++++ DATOS DE ENTRADA

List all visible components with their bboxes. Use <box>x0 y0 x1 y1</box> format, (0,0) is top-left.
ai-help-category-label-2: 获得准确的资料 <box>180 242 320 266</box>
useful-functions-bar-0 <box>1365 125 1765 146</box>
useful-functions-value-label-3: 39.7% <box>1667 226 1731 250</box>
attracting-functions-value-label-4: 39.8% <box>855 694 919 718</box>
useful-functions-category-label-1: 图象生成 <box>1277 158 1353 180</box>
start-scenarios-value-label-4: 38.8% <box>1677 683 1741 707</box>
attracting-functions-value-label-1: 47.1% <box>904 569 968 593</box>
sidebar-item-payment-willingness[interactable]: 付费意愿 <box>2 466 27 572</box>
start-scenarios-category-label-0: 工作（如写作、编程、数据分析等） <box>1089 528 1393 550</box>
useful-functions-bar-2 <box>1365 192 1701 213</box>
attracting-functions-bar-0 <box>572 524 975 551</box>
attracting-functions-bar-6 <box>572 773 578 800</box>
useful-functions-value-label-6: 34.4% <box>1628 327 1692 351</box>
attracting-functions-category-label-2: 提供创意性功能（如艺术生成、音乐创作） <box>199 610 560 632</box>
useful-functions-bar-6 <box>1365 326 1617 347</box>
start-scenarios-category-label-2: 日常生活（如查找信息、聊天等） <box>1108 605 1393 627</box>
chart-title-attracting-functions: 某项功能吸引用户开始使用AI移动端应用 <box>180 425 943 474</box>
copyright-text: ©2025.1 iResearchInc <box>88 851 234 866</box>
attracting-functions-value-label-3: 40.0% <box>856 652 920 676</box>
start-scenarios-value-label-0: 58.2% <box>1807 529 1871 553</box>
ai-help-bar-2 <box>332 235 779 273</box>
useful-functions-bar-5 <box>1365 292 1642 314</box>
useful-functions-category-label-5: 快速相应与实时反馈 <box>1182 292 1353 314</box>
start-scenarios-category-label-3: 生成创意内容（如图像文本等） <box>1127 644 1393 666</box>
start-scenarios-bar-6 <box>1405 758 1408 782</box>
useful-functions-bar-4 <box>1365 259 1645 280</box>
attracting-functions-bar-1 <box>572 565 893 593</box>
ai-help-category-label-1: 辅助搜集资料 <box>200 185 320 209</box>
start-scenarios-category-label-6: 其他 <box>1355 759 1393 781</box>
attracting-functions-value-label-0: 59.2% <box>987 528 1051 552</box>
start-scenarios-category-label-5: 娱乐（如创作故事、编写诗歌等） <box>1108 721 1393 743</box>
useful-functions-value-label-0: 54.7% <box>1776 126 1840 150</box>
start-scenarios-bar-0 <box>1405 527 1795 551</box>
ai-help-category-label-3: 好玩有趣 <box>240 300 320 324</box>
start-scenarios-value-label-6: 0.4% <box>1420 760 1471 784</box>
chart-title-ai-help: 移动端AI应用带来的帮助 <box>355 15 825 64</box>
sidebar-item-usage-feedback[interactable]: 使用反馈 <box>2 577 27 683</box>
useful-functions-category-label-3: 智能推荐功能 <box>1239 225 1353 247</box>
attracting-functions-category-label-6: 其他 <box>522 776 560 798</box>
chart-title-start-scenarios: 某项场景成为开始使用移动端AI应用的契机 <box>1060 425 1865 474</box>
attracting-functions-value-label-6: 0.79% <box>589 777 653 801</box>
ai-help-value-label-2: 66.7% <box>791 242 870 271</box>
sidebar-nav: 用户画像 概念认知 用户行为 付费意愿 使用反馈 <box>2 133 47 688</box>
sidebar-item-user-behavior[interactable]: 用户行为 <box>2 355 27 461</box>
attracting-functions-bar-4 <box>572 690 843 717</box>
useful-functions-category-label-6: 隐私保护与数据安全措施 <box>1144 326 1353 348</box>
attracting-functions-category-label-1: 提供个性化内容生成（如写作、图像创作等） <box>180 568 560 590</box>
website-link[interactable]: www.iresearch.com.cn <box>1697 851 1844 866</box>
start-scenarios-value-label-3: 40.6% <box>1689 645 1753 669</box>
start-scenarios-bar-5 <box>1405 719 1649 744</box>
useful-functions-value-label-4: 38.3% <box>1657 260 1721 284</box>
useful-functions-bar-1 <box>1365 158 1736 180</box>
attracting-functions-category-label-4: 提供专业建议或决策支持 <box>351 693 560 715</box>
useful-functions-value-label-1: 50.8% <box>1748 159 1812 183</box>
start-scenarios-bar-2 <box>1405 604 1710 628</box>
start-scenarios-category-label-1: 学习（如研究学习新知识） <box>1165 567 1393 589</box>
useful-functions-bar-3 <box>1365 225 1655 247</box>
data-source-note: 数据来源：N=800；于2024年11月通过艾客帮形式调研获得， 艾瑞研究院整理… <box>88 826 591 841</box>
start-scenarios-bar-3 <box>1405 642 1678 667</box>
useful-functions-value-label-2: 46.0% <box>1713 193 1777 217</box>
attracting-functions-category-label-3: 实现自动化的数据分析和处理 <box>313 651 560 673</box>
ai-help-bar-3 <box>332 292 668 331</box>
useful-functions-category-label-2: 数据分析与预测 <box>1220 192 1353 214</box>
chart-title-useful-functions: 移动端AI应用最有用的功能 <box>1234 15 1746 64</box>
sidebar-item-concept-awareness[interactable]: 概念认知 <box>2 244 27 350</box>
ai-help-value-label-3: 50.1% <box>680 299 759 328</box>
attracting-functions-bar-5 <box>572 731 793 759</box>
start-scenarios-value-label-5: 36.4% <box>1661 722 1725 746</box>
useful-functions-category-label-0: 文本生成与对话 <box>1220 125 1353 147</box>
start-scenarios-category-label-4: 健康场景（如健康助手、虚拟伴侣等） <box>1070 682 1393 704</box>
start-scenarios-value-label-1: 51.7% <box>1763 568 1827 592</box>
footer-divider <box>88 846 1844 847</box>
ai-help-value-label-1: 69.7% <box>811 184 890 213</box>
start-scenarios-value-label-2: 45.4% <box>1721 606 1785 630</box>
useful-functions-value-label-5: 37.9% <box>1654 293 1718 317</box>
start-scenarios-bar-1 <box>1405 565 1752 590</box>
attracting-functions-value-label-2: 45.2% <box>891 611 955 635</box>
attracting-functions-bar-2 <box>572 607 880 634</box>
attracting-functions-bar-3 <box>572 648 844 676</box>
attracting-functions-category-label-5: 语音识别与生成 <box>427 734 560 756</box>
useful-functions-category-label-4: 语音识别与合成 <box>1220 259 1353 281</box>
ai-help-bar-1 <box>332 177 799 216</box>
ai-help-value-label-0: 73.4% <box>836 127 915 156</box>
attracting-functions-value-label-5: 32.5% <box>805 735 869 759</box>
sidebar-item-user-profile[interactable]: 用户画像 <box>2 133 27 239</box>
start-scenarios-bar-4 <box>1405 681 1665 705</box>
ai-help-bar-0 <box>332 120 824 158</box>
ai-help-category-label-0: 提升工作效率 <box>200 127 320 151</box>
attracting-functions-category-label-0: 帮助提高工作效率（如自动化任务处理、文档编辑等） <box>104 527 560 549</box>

++++++++

* [REALICE LO SIGUIENTE]: Transcriba sin ninguna modificación el tramo de las entradas que va desde su comienzo hasta la línea que contiene "ai-help-category-label-3: 好玩有趣 <box>240", con ambos extremos incluidos. No añada nada más.

* [RESPUESTA COMPLETA]:
List all visible components with their bboxes. Use <box>x0 y0 x1 y1</box> format, (0,0) is top-left.
ai-help-category-label-2: 获得准确的资料 <box>180 242 320 266</box>
useful-functions-bar-0 <box>1365 125 1765 146</box>
useful-functions-value-label-3: 39.7% <box>1667 226 1731 250</box>
attracting-functions-value-label-4: 39.8% <box>855 694 919 718</box>
useful-functions-category-label-1: 图象生成 <box>1277 158 1353 180</box>
start-scenarios-value-label-4: 38.8% <box>1677 683 1741 707</box>
attracting-functions-value-label-1: 47.1% <box>904 569 968 593</box>
sidebar-item-payment-willingness[interactable]: 付费意愿 <box>2 466 27 572</box>
start-scenarios-category-label-0: 工作（如写作、编程、数据分析等） <box>1089 528 1393 550</box>
useful-functions-bar-2 <box>1365 192 1701 213</box>
attracting-functions-bar-0 <box>572 524 975 551</box>
attracting-functions-bar-6 <box>572 773 578 800</box>
useful-functions-value-label-6: 34.4% <box>1628 327 1692 351</box>
attracting-functions-category-label-2: 提供创意性功能（如艺术生成、音乐创作） <box>199 610 560 632</box>
useful-functions-bar-6 <box>1365 326 1617 347</box>
start-scenarios-category-label-2: 日常生活（如查找信息、聊天等） <box>1108 605 1393 627</box>
chart-title-attracting-functions: 某项功能吸引用户开始使用AI移动端应用 <box>180 425 943 474</box>
copyright-text: ©2025.1 iResearchInc <box>88 851 234 866</box>
attracting-functions-value-label-3: 40.0% <box>856 652 920 676</box>
start-scenarios-value-label-0: 58.2% <box>1807 529 1871 553</box>
ai-help-bar-2 <box>332 235 779 273</box>
useful-functions-bar-5 <box>1365 292 1642 314</box>
useful-functions-category-label-5: 快速相应与实时反馈 <box>1182 292 1353 314</box>
start-scenarios-category-label-3: 生成创意内容（如图像文本等） <box>1127 644 1393 666</box>
start-scenarios-bar-6 <box>1405 758 1408 782</box>
useful-functions-bar-4 <box>1365 259 1645 280</box>
attracting-functions-bar-1 <box>572 565 893 593</box>
ai-help-category-label-1: 辅助搜集资料 <box>200 185 320 209</box>
start-scenarios-category-label-6: 其他 <box>1355 759 1393 781</box>
attracting-functions-value-label-0: 59.2% <box>987 528 1051 552</box>
start-scenarios-category-label-5: 娱乐（如创作故事、编写诗歌等） <box>1108 721 1393 743</box>
useful-functions-value-label-0: 54.7% <box>1776 126 1840 150</box>
start-scenarios-bar-0 <box>1405 527 1795 551</box>
ai-help-category-label-3: 好玩有趣 <box>240 300 320 324</box>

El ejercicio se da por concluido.